[Begin]

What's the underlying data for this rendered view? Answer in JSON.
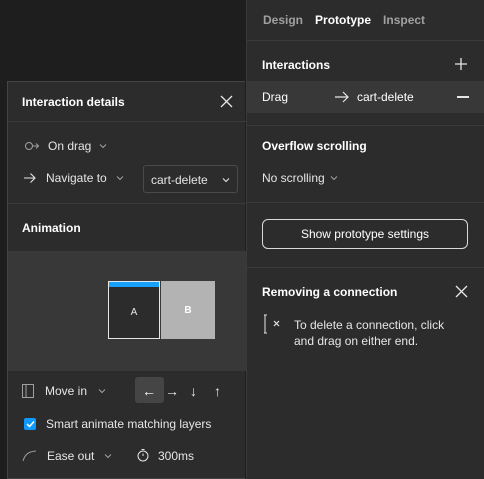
{
  "right_panel": {
    "tabs": [
      {
        "label": "Design"
      },
      {
        "label": "Prototype"
      },
      {
        "label": "Inspect"
      }
    ],
    "interactions": {
      "title": "Interactions",
      "rows": [
        {
          "trigger": "Drag",
          "destination": "cart-delete"
        }
      ]
    },
    "overflow": {
      "title": "Overflow scrolling",
      "value": "No scrolling"
    },
    "settings_button": "Show prototype settings",
    "removing": {
      "title": "Removing a connection",
      "text_line1": "To delete a connection, click",
      "text_line2": "and drag on either end."
    }
  },
  "details": {
    "title": "Interaction details",
    "trigger": "On drag",
    "action": "Navigate to",
    "destination": "cart-delete",
    "animation_title": "Animation",
    "preview": {
      "frame_a": "A",
      "frame_b": "B"
    },
    "transition": "Move in",
    "directions": [
      "←",
      "→",
      "↓",
      "↑"
    ],
    "selected_direction": "←",
    "smart_animate": {
      "label": "Smart animate matching layers",
      "checked": true
    },
    "easing": "Ease out",
    "duration": "300ms"
  },
  "colors": {
    "accent": "#0d99ff",
    "frame_bar": "#18a0fb",
    "panel_bg": "#2c2c2c",
    "canvas_bg": "#1e1e1e"
  }
}
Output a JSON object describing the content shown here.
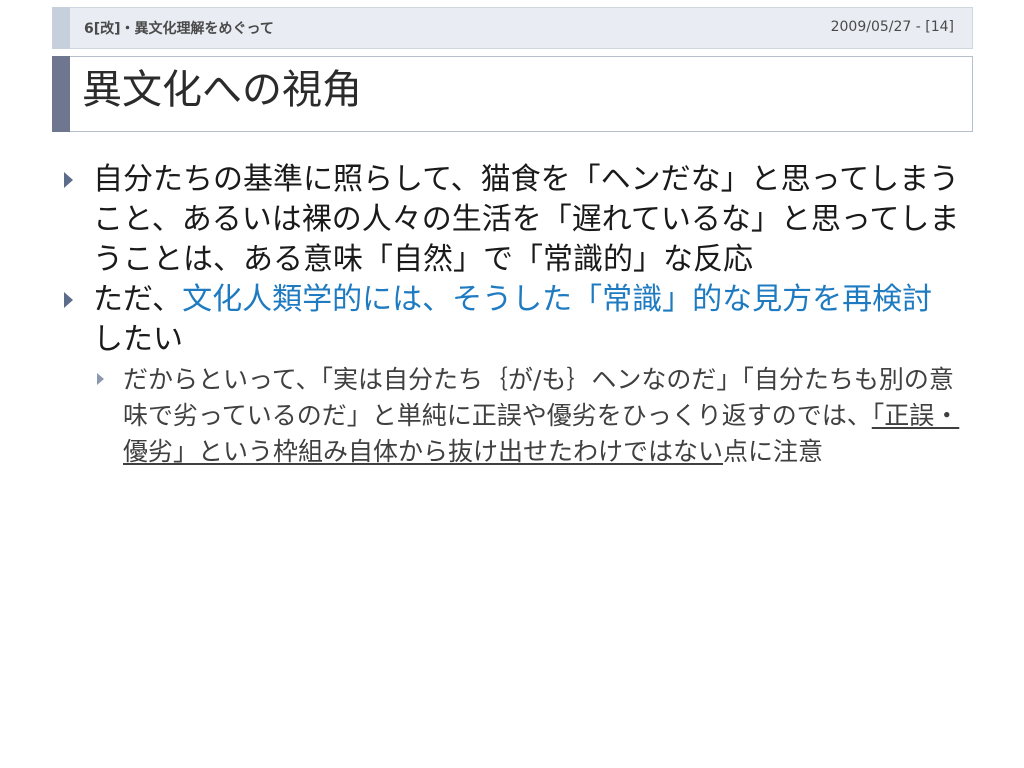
{
  "header": {
    "left_text": "6[改]・異文化理解をめぐって",
    "right_text": "2009/05/27 - [14]"
  },
  "slide": {
    "title": "異文化への視角"
  },
  "bullets": [
    {
      "text": "自分たちの基準に照らして、猫食を「ヘンだな」と思ってしまうこと、あるいは裸の人々の生活を「遅れているな」と思ってしまうことは、ある意味「自然」で「常識的」な反応"
    },
    {
      "prefix": "ただ、",
      "highlight": "文化人類学的には、そうした「常識」的な見方を再検討",
      "suffix": "したい",
      "sub": {
        "prefix": "だからといって、「実は自分たち｛が/も｝ヘンなのだ」「自分たちも別の意味で劣っているのだ」と単純に正誤や優劣をひっくり返すのでは、",
        "underlined": "「正誤・優劣」という枠組み自体から抜け出せたわけではない",
        "suffix": "点に注意"
      }
    }
  ],
  "colors": {
    "highlight": "#1f7bc1",
    "title_accent": "#6f7790",
    "header_bg": "#e9edf3"
  }
}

[End]

| Task details |
Transcribe each line above verbatim, with the pictures left out.

| Reply to the task |
What's the underlying data for this rendered view? Answer in JSON.
{
  "right_panel": {
    "tabs": [
      {
        "label": "Design"
      },
      {
        "label": "Prototype"
      },
      {
        "label": "Inspect"
      }
    ],
    "interactions": {
      "title": "Interactions",
      "rows": [
        {
          "trigger": "Drag",
          "destination": "cart-delete"
        }
      ]
    },
    "overflow": {
      "title": "Overflow scrolling",
      "value": "No scrolling"
    },
    "settings_button": "Show prototype settings",
    "removing": {
      "title": "Removing a connection",
      "text_line1": "To delete a connection, click",
      "text_line2": "and drag on either end."
    }
  },
  "details": {
    "title": "Interaction details",
    "trigger": "On drag",
    "action": "Navigate to",
    "destination": "cart-delete",
    "animation_title": "Animation",
    "preview": {
      "frame_a": "A",
      "frame_b": "B"
    },
    "transition": "Move in",
    "directions": [
      "←",
      "→",
      "↓",
      "↑"
    ],
    "selected_direction": "←",
    "smart_animate": {
      "label": "Smart animate matching layers",
      "checked": true
    },
    "easing": "Ease out",
    "duration": "300ms"
  },
  "colors": {
    "accent": "#0d99ff",
    "frame_bar": "#18a0fb",
    "panel_bg": "#2c2c2c",
    "canvas_bg": "#1e1e1e"
  }
}
Output a JSON object describing the content shown here.
{
  "header": {
    "left_text": "6[改]・異文化理解をめぐって",
    "right_text": "2009/05/27 - [14]"
  },
  "slide": {
    "title": "異文化への視角"
  },
  "bullets": [
    {
      "text": "自分たちの基準に照らして、猫食を「ヘンだな」と思ってしまうこと、あるいは裸の人々の生活を「遅れているな」と思ってしまうことは、ある意味「自然」で「常識的」な反応"
    },
    {
      "prefix": "ただ、",
      "highlight": "文化人類学的には、そうした「常識」的な見方を再検討",
      "suffix": "したい",
      "sub": {
        "prefix": "だからといって、「実は自分たち｛が/も｝ヘンなのだ」「自分たちも別の意味で劣っているのだ」と単純に正誤や優劣をひっくり返すのでは、",
        "underlined": "「正誤・優劣」という枠組み自体から抜け出せたわけではない",
        "suffix": "点に注意"
      }
    }
  ],
  "colors": {
    "highlight": "#1f7bc1",
    "title_accent": "#6f7790",
    "header_bg": "#e9edf3"
  }
}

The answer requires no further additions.